=== Records provided ===

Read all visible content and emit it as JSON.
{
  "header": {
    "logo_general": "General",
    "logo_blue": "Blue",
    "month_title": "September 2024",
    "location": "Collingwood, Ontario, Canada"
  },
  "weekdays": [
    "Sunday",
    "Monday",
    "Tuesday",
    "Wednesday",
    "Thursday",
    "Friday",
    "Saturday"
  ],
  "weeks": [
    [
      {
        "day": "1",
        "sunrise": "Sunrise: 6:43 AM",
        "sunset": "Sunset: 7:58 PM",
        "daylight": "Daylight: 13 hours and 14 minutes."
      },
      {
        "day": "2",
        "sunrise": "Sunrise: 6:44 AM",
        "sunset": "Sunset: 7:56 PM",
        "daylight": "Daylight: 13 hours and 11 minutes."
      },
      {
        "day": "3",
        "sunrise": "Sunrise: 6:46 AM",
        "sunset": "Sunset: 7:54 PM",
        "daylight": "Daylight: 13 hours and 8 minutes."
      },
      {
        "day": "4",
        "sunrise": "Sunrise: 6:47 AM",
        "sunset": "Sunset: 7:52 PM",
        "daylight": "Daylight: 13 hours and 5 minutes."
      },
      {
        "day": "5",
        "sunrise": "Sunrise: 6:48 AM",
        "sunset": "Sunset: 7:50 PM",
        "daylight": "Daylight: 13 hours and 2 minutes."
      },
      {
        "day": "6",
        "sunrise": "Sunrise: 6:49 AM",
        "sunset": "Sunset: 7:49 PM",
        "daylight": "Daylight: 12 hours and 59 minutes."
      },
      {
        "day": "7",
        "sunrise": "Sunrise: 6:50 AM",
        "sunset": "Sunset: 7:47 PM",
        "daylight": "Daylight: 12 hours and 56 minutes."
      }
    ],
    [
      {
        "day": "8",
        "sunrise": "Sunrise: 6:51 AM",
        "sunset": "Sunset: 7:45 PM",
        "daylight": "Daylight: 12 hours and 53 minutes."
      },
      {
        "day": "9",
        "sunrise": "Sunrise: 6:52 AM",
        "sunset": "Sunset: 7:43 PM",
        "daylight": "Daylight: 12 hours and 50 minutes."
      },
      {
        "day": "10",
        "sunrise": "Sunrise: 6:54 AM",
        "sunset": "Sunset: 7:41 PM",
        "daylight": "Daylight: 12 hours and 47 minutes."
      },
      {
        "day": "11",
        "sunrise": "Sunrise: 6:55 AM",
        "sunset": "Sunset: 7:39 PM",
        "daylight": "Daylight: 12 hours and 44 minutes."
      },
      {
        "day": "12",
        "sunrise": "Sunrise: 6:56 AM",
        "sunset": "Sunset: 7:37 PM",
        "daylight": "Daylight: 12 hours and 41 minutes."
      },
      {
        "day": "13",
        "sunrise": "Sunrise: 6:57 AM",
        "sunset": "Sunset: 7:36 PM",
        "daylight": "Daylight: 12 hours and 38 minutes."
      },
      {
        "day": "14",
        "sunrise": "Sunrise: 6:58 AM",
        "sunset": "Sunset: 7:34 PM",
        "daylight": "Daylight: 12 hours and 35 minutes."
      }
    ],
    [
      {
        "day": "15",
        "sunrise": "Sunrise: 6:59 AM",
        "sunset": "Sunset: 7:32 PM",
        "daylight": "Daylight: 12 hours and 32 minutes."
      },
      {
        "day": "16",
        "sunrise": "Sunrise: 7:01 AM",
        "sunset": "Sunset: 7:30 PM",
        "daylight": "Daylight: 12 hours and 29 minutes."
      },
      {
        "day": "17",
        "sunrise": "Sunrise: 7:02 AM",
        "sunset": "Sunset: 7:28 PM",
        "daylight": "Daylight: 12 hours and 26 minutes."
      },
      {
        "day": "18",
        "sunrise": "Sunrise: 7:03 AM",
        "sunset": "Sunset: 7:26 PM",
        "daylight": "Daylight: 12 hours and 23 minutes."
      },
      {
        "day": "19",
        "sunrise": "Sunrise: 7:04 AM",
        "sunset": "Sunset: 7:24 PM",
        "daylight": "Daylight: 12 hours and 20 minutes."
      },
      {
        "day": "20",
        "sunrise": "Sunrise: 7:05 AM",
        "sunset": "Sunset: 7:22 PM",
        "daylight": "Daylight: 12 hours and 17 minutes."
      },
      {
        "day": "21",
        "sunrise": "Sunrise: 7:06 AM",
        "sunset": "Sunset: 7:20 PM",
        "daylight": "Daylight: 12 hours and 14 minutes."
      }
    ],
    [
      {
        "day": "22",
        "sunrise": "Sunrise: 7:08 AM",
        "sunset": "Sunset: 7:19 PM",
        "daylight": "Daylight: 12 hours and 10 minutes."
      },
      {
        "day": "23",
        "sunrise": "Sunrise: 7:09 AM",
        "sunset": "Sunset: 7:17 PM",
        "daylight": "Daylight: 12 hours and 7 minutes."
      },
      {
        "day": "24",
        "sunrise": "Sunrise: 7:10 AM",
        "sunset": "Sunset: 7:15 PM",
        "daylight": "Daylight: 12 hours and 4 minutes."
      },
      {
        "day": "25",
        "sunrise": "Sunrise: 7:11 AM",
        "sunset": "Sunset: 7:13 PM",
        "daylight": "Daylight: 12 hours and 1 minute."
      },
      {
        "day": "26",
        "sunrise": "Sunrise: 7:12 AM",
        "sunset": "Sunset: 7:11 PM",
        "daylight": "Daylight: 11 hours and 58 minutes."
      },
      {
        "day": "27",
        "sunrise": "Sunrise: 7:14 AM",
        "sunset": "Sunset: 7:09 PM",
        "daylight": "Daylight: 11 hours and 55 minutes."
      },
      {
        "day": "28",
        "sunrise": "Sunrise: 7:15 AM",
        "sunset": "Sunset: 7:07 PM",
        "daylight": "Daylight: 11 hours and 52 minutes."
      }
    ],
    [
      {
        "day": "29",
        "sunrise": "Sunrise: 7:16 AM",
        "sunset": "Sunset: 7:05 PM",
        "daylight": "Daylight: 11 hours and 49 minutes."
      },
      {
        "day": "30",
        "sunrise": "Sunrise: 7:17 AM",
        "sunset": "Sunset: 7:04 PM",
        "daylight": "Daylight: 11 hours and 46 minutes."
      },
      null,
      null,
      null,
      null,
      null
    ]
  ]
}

===

Stated goal:
Transcribe every entry exactly.

Output of the task:
Read all visible content and emit it as JSON.
{
  "header": {
    "logo_general": "General",
    "logo_blue": "Blue",
    "month_title": "September 2024",
    "location": "Collingwood, Ontario, Canada"
  },
  "weekdays": [
    "Sunday",
    "Monday",
    "Tuesday",
    "Wednesday",
    "Thursday",
    "Friday",
    "Saturday"
  ],
  "weeks": [
    [
      {
        "day": "1",
        "sunrise": "Sunrise: 6:43 AM",
        "sunset": "Sunset: 7:58 PM",
        "daylight": "Daylight: 13 hours and 14 minutes."
      },
      {
        "day": "2",
        "sunrise": "Sunrise: 6:44 AM",
        "sunset": "Sunset: 7:56 PM",
        "daylight": "Daylight: 13 hours and 11 minutes."
      },
      {
        "day": "3",
        "sunrise": "Sunrise: 6:46 AM",
        "sunset": "Sunset: 7:54 PM",
        "daylight": "Daylight: 13 hours and 8 minutes."
      },
      {
        "day": "4",
        "sunrise": "Sunrise: 6:47 AM",
        "sunset": "Sunset: 7:52 PM",
        "daylight": "Daylight: 13 hours and 5 minutes."
      },
      {
        "day": "5",
        "sunrise": "Sunrise: 6:48 AM",
        "sunset": "Sunset: 7:50 PM",
        "daylight": "Daylight: 13 hours and 2 minutes."
      },
      {
        "day": "6",
        "sunrise": "Sunrise: 6:49 AM",
        "sunset": "Sunset: 7:49 PM",
        "daylight": "Daylight: 12 hours and 59 minutes."
      },
      {
        "day": "7",
        "sunrise": "Sunrise: 6:50 AM",
        "sunset": "Sunset: 7:47 PM",
        "daylight": "Daylight: 12 hours and 56 minutes."
      }
    ],
    [
      {
        "day": "8",
        "sunrise": "Sunrise: 6:51 AM",
        "sunset": "Sunset: 7:45 PM",
        "daylight": "Daylight: 12 hours and 53 minutes."
      },
      {
        "day": "9",
        "sunrise": "Sunrise: 6:52 AM",
        "sunset": "Sunset: 7:43 PM",
        "daylight": "Daylight: 12 hours and 50 minutes."
      },
      {
        "day": "10",
        "sunrise": "Sunrise: 6:54 AM",
        "sunset": "Sunset: 7:41 PM",
        "daylight": "Daylight: 12 hours and 47 minutes."
      },
      {
        "day": "11",
        "sunrise": "Sunrise: 6:55 AM",
        "sunset": "Sunset: 7:39 PM",
        "daylight": "Daylight: 12 hours and 44 minutes."
      },
      {
        "day": "12",
        "sunrise": "Sunrise: 6:56 AM",
        "sunset": "Sunset: 7:37 PM",
        "daylight": "Daylight: 12 hours and 41 minutes."
      },
      {
        "day": "13",
        "sunrise": "Sunrise: 6:57 AM",
        "sunset": "Sunset: 7:36 PM",
        "daylight": "Daylight: 12 hours and 38 minutes."
      },
      {
        "day": "14",
        "sunrise": "Sunrise: 6:58 AM",
        "sunset": "Sunset: 7:34 PM",
        "daylight": "Daylight: 12 hours and 35 minutes."
      }
    ],
    [
      {
        "day": "15",
        "sunrise": "Sunrise: 6:59 AM",
        "sunset": "Sunset: 7:32 PM",
        "daylight": "Daylight: 12 hours and 32 minutes."
      },
      {
        "day": "16",
        "sunrise": "Sunrise: 7:01 AM",
        "sunset": "Sunset: 7:30 PM",
        "daylight": "Daylight: 12 hours and 29 minutes."
      },
      {
        "day": "17",
        "sunrise": "Sunrise: 7:02 AM",
        "sunset": "Sunset: 7:28 PM",
        "daylight": "Daylight: 12 hours and 26 minutes."
      },
      {
        "day": "18",
        "sunrise": "Sunrise: 7:03 AM",
        "sunset": "Sunset: 7:26 PM",
        "daylight": "Daylight: 12 hours and 23 minutes."
      },
      {
        "day": "19",
        "sunrise": "Sunrise: 7:04 AM",
        "sunset": "Sunset: 7:24 PM",
        "daylight": "Daylight: 12 hours and 20 minutes."
      },
      {
        "day": "20",
        "sunrise": "Sunrise: 7:05 AM",
        "sunset": "Sunset: 7:22 PM",
        "daylight": "Daylight: 12 hours and 17 minutes."
      },
      {
        "day": "21",
        "sunrise": "Sunrise: 7:06 AM",
        "sunset": "Sunset: 7:20 PM",
        "daylight": "Daylight: 12 hours and 14 minutes."
      }
    ],
    [
      {
        "day": "22",
        "sunrise": "Sunrise: 7:08 AM",
        "sunset": "Sunset: 7:19 PM",
        "daylight": "Daylight: 12 hours and 10 minutes."
      },
      {
        "day": "23",
        "sunrise": "Sunrise: 7:09 AM",
        "sunset": "Sunset: 7:17 PM",
        "daylight": "Daylight: 12 hours and 7 minutes."
      },
      {
        "day": "24",
        "sunrise": "Sunrise: 7:10 AM",
        "sunset": "Sunset: 7:15 PM",
        "daylight": "Daylight: 12 hours and 4 minutes."
      },
      {
        "day": "25",
        "sunrise": "Sunrise: 7:11 AM",
        "sunset": "Sunset: 7:13 PM",
        "daylight": "Daylight: 12 hours and 1 minute."
      },
      {
        "day": "26",
        "sunrise": "Sunrise: 7:12 AM",
        "sunset": "Sunset: 7:11 PM",
        "daylight": "Daylight: 11 hours and 58 minutes."
      },
      {
        "day": "27",
        "sunrise": "Sunrise: 7:14 AM",
        "sunset": "Sunset: 7:09 PM",
        "daylight": "Daylight: 11 hours and 55 minutes."
      },
      {
        "day": "28",
        "sunrise": "Sunrise: 7:15 AM",
        "sunset": "Sunset: 7:07 PM",
        "daylight": "Daylight: 11 hours and 52 minutes."
      }
    ],
    [
      {
        "day": "29",
        "sunrise": "Sunrise: 7:16 AM",
        "sunset": "Sunset: 7:05 PM",
        "daylight": "Daylight: 11 hours and 49 minutes."
      },
      {
        "day": "30",
        "sunrise": "Sunrise: 7:17 AM",
        "sunset": "Sunset: 7:04 PM",
        "daylight": "Daylight: 11 hours and 46 minutes."
      },
      null,
      null,
      null,
      null,
      null
    ]
  ]
}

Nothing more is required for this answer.